_Exercise_
Return the records, each one exactly as written.
■ ■ ■
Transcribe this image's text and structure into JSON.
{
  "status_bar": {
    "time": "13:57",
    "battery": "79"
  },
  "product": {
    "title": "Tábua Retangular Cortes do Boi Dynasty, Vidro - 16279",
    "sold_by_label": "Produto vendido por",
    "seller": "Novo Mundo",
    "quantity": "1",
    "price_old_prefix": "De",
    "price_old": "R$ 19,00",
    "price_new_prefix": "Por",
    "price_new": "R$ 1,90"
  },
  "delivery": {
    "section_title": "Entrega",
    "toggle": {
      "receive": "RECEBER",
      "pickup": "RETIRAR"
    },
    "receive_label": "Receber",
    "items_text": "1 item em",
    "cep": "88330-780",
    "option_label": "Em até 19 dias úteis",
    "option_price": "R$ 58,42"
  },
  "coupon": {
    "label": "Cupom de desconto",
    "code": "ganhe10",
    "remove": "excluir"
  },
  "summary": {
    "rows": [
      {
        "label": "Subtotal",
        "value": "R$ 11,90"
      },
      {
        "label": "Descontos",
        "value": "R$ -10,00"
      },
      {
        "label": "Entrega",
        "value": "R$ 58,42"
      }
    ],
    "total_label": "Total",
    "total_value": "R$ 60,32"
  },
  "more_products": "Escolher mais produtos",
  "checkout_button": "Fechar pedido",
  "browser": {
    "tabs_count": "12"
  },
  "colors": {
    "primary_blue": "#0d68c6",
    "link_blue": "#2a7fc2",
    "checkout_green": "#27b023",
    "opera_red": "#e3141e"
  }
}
■ ■ ■
_Solution to the problem_
Transcribe this image's text and structure into JSON.
{
  "status_bar": {
    "time": "13:57",
    "battery": "79"
  },
  "product": {
    "title": "Tábua Retangular Cortes do Boi Dynasty, Vidro - 16279",
    "sold_by_label": "Produto vendido por",
    "seller": "Novo Mundo",
    "quantity": "1",
    "price_old_prefix": "De",
    "price_old": "R$ 19,00",
    "price_new_prefix": "Por",
    "price_new": "R$ 1,90"
  },
  "delivery": {
    "section_title": "Entrega",
    "toggle": {
      "receive": "RECEBER",
      "pickup": "RETIRAR"
    },
    "receive_label": "Receber",
    "items_text": "1 item em",
    "cep": "88330-780",
    "option_label": "Em até 19 dias úteis",
    "option_price": "R$ 58,42"
  },
  "coupon": {
    "label": "Cupom de desconto",
    "code": "ganhe10",
    "remove": "excluir"
  },
  "summary": {
    "rows": [
      {
        "label": "Subtotal",
        "value": "R$ 11,90"
      },
      {
        "label": "Descontos",
        "value": "R$ -10,00"
      },
      {
        "label": "Entrega",
        "value": "R$ 58,42"
      }
    ],
    "total_label": "Total",
    "total_value": "R$ 60,32"
  },
  "more_products": "Escolher mais produtos",
  "checkout_button": "Fechar pedido",
  "browser": {
    "tabs_count": "12"
  },
  "colors": {
    "primary_blue": "#0d68c6",
    "link_blue": "#2a7fc2",
    "checkout_green": "#27b023",
    "opera_red": "#e3141e"
  }
}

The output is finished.